__Description of the task__. Repeat verbatim every line of the material, beginning at the line that holds "Read this page and output its text content." and ending at its last line.

─── Exercise materials

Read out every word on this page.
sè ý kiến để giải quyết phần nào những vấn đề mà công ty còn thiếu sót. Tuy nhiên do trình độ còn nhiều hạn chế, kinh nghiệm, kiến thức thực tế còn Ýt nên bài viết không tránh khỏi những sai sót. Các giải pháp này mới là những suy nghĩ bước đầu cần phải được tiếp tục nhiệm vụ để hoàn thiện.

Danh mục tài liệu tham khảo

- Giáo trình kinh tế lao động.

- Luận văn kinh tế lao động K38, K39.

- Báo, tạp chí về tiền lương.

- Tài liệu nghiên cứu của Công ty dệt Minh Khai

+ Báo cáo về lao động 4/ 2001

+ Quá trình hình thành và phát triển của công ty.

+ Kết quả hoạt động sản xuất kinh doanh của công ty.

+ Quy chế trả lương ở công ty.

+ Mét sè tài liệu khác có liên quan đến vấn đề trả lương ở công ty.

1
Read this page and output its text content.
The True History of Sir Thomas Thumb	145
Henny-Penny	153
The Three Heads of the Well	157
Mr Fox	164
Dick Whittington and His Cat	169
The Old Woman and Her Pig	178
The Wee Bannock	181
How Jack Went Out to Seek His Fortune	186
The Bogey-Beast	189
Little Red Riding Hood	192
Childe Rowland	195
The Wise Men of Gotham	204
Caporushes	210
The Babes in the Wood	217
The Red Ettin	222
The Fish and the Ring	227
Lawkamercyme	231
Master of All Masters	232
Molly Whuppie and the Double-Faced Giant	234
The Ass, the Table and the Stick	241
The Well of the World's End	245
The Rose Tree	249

──────

__Answer to this exercise__.
Read this page and output its text content.
The True History of Sir Thomas Thumb	145
Henny-Penny	153
The Three Heads of the Well	157
Mr Fox	164
Dick Whittington and His Cat	169
The Old Woman and Her Pig	178
The Wee Bannock	181
How Jack Went Out to Seek His Fortune	186
The Bogey-Beast	189
Little Red Riding Hood	192
Childe Rowland	195
The Wise Men of Gotham	204
Caporushes	210
The Babes in the Wood	217
The Red Ettin	222
The Fish and the Ring	227
Lawkamercyme	231
Master of All Masters	232
Molly Whuppie and the Double-Faced Giant	234
The Ass, the Table and the Stick	241
The Well of the World's End	245
The Rose Tree	249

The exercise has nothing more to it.